Data section:
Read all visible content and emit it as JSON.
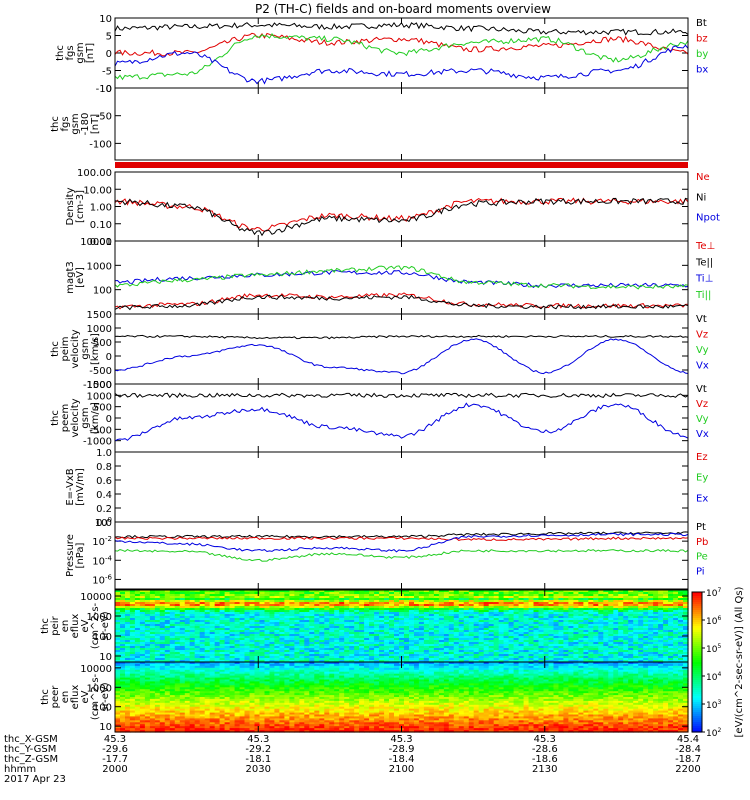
{
  "title": "P2 (TH-C) fields and on-board moments overview",
  "footer": {
    "labels": [
      "thc_X-GSM",
      "thc_Y-GSM",
      "thc_Z-GSM",
      "hhmm",
      "2017 Apr 23"
    ],
    "rows": [
      [
        "45.3",
        "45.3",
        "45.3",
        "45.3",
        "45.4"
      ],
      [
        "-29.6",
        "-29.2",
        "-28.9",
        "-28.6",
        "-28.4"
      ],
      [
        "-17.7",
        "-18.1",
        "-18.4",
        "-18.6",
        "-18.7"
      ],
      [
        "2000",
        "2030",
        "2100",
        "2130",
        "2200"
      ]
    ]
  },
  "colorbar_label": "[eV/(cm^2-sec-sr-eV)] (All Qs)",
  "colors": {
    "black": "#000000",
    "red": "#e00000",
    "green": "#22cc22",
    "blue": "#0000e0"
  },
  "chart_data": [
    {
      "type": "line",
      "ylabel": [
        "thc",
        "fgs",
        "gsm",
        "[nT]"
      ],
      "ylim": [
        -10,
        10
      ],
      "yticks": [
        "10",
        "5",
        "0",
        "-5",
        "-10"
      ],
      "legend": [
        {
          "name": "Bt",
          "color": "black"
        },
        {
          "name": "bz",
          "color": "red"
        },
        {
          "name": "by",
          "color": "green"
        },
        {
          "name": "bx",
          "color": "blue"
        }
      ],
      "x": [
        2000,
        2015,
        2030,
        2045,
        2100,
        2115,
        2130,
        2145,
        2200
      ],
      "series": [
        {
          "name": "Bt",
          "values": [
            7,
            7.5,
            8,
            7.5,
            8,
            7,
            6,
            6,
            6
          ]
        },
        {
          "name": "bz",
          "values": [
            0,
            0,
            5,
            3,
            4,
            1,
            2,
            4,
            0
          ]
        },
        {
          "name": "by",
          "values": [
            -7,
            -6,
            5,
            4,
            0,
            3,
            4,
            -2,
            3
          ]
        },
        {
          "name": "bx",
          "values": [
            -3,
            0,
            -8,
            -5,
            -6,
            -5,
            -7,
            -5,
            2
          ]
        }
      ]
    },
    {
      "type": "line",
      "ylabel": [
        "thc",
        "fgs",
        "gsm",
        "-180",
        "[nT]"
      ],
      "ylim": [
        -130,
        0
      ],
      "yticks": [
        "0",
        "-50",
        "-100"
      ],
      "legend": []
    },
    {
      "type": "line",
      "ylabel": [
        "Density",
        "[cm-3]"
      ],
      "scale": "log",
      "ylim": [
        0.01,
        100
      ],
      "yticks": [
        "100.00",
        "10.00",
        "1.00",
        "0.10",
        "0.01"
      ],
      "legend": [
        {
          "name": "Ne",
          "color": "red"
        },
        {
          "name": "Ni",
          "color": "black"
        },
        {
          "name": "Npot",
          "color": "blue"
        }
      ],
      "x": [
        2000,
        2015,
        2030,
        2045,
        2100,
        2115,
        2130,
        2145,
        2200
      ],
      "series": [
        {
          "name": "Ne",
          "values": [
            2,
            1,
            0.05,
            0.3,
            0.2,
            2,
            2,
            2,
            2
          ]
        },
        {
          "name": "Ni",
          "values": [
            2,
            1,
            0.03,
            0.2,
            0.15,
            1.5,
            2,
            2,
            2
          ]
        }
      ]
    },
    {
      "type": "line",
      "ylabel": [
        "magt3",
        "[eV]"
      ],
      "scale": "log",
      "ylim": [
        10,
        10000
      ],
      "yticks": [
        "10000",
        "1000",
        "100"
      ],
      "legend": [
        {
          "name": "Te⊥",
          "color": "red"
        },
        {
          "name": "Te||",
          "color": "black"
        },
        {
          "name": "Ti⊥",
          "color": "blue"
        },
        {
          "name": "Ti||",
          "color": "green"
        }
      ],
      "x": [
        2000,
        2015,
        2030,
        2045,
        2100,
        2115,
        2130,
        2145,
        2200
      ],
      "series": [
        {
          "name": "Ti⊥",
          "values": [
            200,
            300,
            400,
            500,
            500,
            200,
            150,
            150,
            150
          ]
        },
        {
          "name": "Ti||",
          "values": [
            150,
            250,
            400,
            600,
            800,
            200,
            150,
            130,
            130
          ]
        },
        {
          "name": "Te⊥",
          "values": [
            20,
            25,
            60,
            50,
            60,
            25,
            22,
            22,
            22
          ]
        },
        {
          "name": "Te||",
          "values": [
            18,
            22,
            50,
            45,
            50,
            22,
            20,
            20,
            20
          ]
        }
      ]
    },
    {
      "type": "line",
      "ylabel": [
        "thc",
        "peim",
        "velocity",
        "gsm",
        "[km/s]"
      ],
      "ylim": [
        -1000,
        1500
      ],
      "yticks": [
        "1500",
        "1000",
        "500",
        "0",
        "-500",
        "-1000"
      ],
      "legend": [
        {
          "name": "Vt",
          "color": "black"
        },
        {
          "name": "Vz",
          "color": "red"
        },
        {
          "name": "Vy",
          "color": "green"
        },
        {
          "name": "Vx",
          "color": "blue"
        }
      ],
      "x": [
        2000,
        2015,
        2030,
        2045,
        2100,
        2115,
        2130,
        2145,
        2200
      ],
      "series": [
        {
          "name": "Vt",
          "values": [
            700,
            700,
            650,
            650,
            700,
            700,
            700,
            700,
            700
          ]
        },
        {
          "name": "Vx",
          "values": [
            -500,
            0,
            400,
            -400,
            -600,
            600,
            -600,
            600,
            -600
          ]
        }
      ]
    },
    {
      "type": "line",
      "ylabel": [
        "thc",
        "peem",
        "velocity",
        "gsm",
        "[km/s]"
      ],
      "ylim": [
        -1500,
        1500
      ],
      "yticks": [
        "1500",
        "1000",
        "500",
        "0",
        "-500",
        "-1000"
      ],
      "legend": [
        {
          "name": "Vt",
          "color": "black"
        },
        {
          "name": "Vz",
          "color": "red"
        },
        {
          "name": "Vy",
          "color": "green"
        },
        {
          "name": "Vx",
          "color": "blue"
        }
      ],
      "x": [
        2000,
        2015,
        2030,
        2045,
        2100,
        2115,
        2130,
        2145,
        2200
      ],
      "series": [
        {
          "name": "Vt",
          "values": [
            1000,
            1000,
            1000,
            1000,
            1000,
            1000,
            1000,
            1000,
            1000
          ]
        },
        {
          "name": "Vx",
          "values": [
            -1000,
            0,
            400,
            -400,
            -800,
            600,
            -600,
            600,
            -800
          ]
        }
      ]
    },
    {
      "type": "line",
      "ylabel": [
        "E=-VxB",
        "[mV/m]"
      ],
      "ylim": [
        0,
        1
      ],
      "yticks": [
        "1.0",
        "0.8",
        "0.6",
        "0.4",
        "0.2",
        "0.0"
      ],
      "legend": [
        {
          "name": "Ez",
          "color": "red"
        },
        {
          "name": "Ey",
          "color": "green"
        },
        {
          "name": "Ex",
          "color": "blue"
        }
      ]
    },
    {
      "type": "line",
      "ylabel": [
        "Pressure",
        "[nPa]"
      ],
      "scale": "log",
      "ylim": [
        1e-07,
        1
      ],
      "yticks": [
        "10^0",
        "10^-2",
        "10^-4",
        "10^-6"
      ],
      "legend": [
        {
          "name": "Pt",
          "color": "black"
        },
        {
          "name": "Pb",
          "color": "red"
        },
        {
          "name": "Pe",
          "color": "green"
        },
        {
          "name": "Pi",
          "color": "blue"
        }
      ],
      "x": [
        2000,
        2015,
        2030,
        2045,
        2100,
        2115,
        2130,
        2145,
        2200
      ],
      "series": [
        {
          "name": "Pt",
          "values": [
            0.03,
            0.03,
            0.03,
            0.03,
            0.03,
            0.05,
            0.06,
            0.07,
            0.07
          ]
        },
        {
          "name": "Pb",
          "values": [
            0.02,
            0.02,
            0.02,
            0.02,
            0.02,
            0.015,
            0.015,
            0.02,
            0.02
          ]
        },
        {
          "name": "Pi",
          "values": [
            0.01,
            0.005,
            0.001,
            0.002,
            0.001,
            0.03,
            0.04,
            0.05,
            0.05
          ]
        },
        {
          "name": "Pe",
          "values": [
            0.001,
            0.0008,
            0.0001,
            0.0005,
            0.0002,
            0.001,
            0.001,
            0.001,
            0.001
          ]
        }
      ]
    },
    {
      "type": "heatmap",
      "ylabel": [
        "thc",
        "peir",
        "en",
        "eflux",
        "eV",
        "(cm^2-s-",
        "sr-eV)"
      ],
      "scale": "log",
      "ylim": [
        5,
        20000
      ],
      "yticks": [
        "10000",
        "1000",
        "100",
        "10"
      ]
    },
    {
      "type": "heatmap",
      "ylabel": [
        "thc",
        "peer",
        "en",
        "eflux",
        "eV",
        "(cm^2-s-",
        "sr-eV)"
      ],
      "scale": "log",
      "ylim": [
        5,
        20000
      ],
      "yticks": [
        "10000",
        "1000",
        "100",
        "10"
      ]
    },
    {
      "type": "colorbar",
      "scale": "log",
      "range": [
        100,
        10000000
      ],
      "ticks": [
        "10^7",
        "10^6",
        "10^5",
        "10^4",
        "10^3",
        "10^2"
      ]
    }
  ]
}
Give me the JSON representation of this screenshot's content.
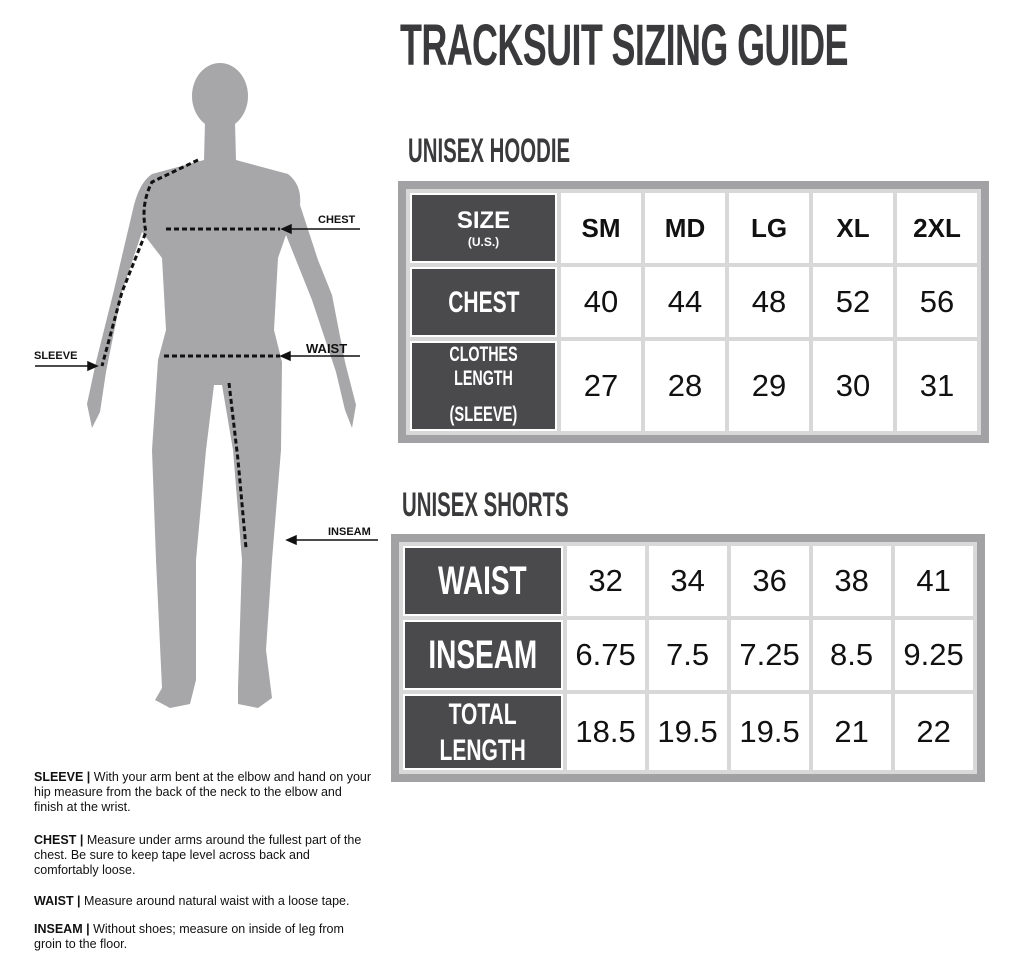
{
  "title": "TRACKSUIT SIZING GUIDE",
  "hoodie": {
    "heading": "UNISEX HOODIE",
    "header_label": "SIZE",
    "header_sub": "(U.S.)",
    "sizes": [
      "SM",
      "MD",
      "LG",
      "XL",
      "2XL"
    ],
    "rows": [
      {
        "label": "CHEST",
        "sub": "",
        "values": [
          "40",
          "44",
          "48",
          "52",
          "56"
        ]
      },
      {
        "label": "CLOTHES LENGTH",
        "sub": "(SLEEVE)",
        "values": [
          "27",
          "28",
          "29",
          "30",
          "31"
        ]
      }
    ]
  },
  "shorts": {
    "heading": "UNISEX SHORTS",
    "rows": [
      {
        "label": "WAIST",
        "sub": "",
        "values": [
          "32",
          "34",
          "36",
          "38",
          "41"
        ]
      },
      {
        "label": "INSEAM",
        "sub": "",
        "values": [
          "6.75",
          "7.5",
          "7.25",
          "8.5",
          "9.25"
        ]
      },
      {
        "label": "TOTAL",
        "sub": "LENGTH",
        "values": [
          "18.5",
          "19.5",
          "19.5",
          "21",
          "22"
        ]
      }
    ]
  },
  "figure": {
    "labels": {
      "chest": "CHEST",
      "waist": "WAIST",
      "sleeve": "SLEEVE",
      "inseam": "INSEAM"
    },
    "body_color": "#a7a7a9"
  },
  "instructions": [
    {
      "term": "SLEEVE |",
      "text": " With your arm bent at the elbow and hand on your hip measure from the back of the neck to the elbow and finish at the wrist."
    },
    {
      "term": "CHEST |",
      "text": " Measure under arms around the fullest part of the chest. Be sure to keep tape level across back and comfortably loose."
    },
    {
      "term": "WAIST |",
      "text": " Measure around natural waist with a loose tape."
    },
    {
      "term": "INSEAM |",
      "text": " Without shoes; measure on inside of leg from groin to the floor."
    }
  ]
}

The problem: From the data above, copy each line that holds "heading".

Solution to this task:
    "heading": "UNISEX HOODIE",
    "heading": "UNISEX SHORTS",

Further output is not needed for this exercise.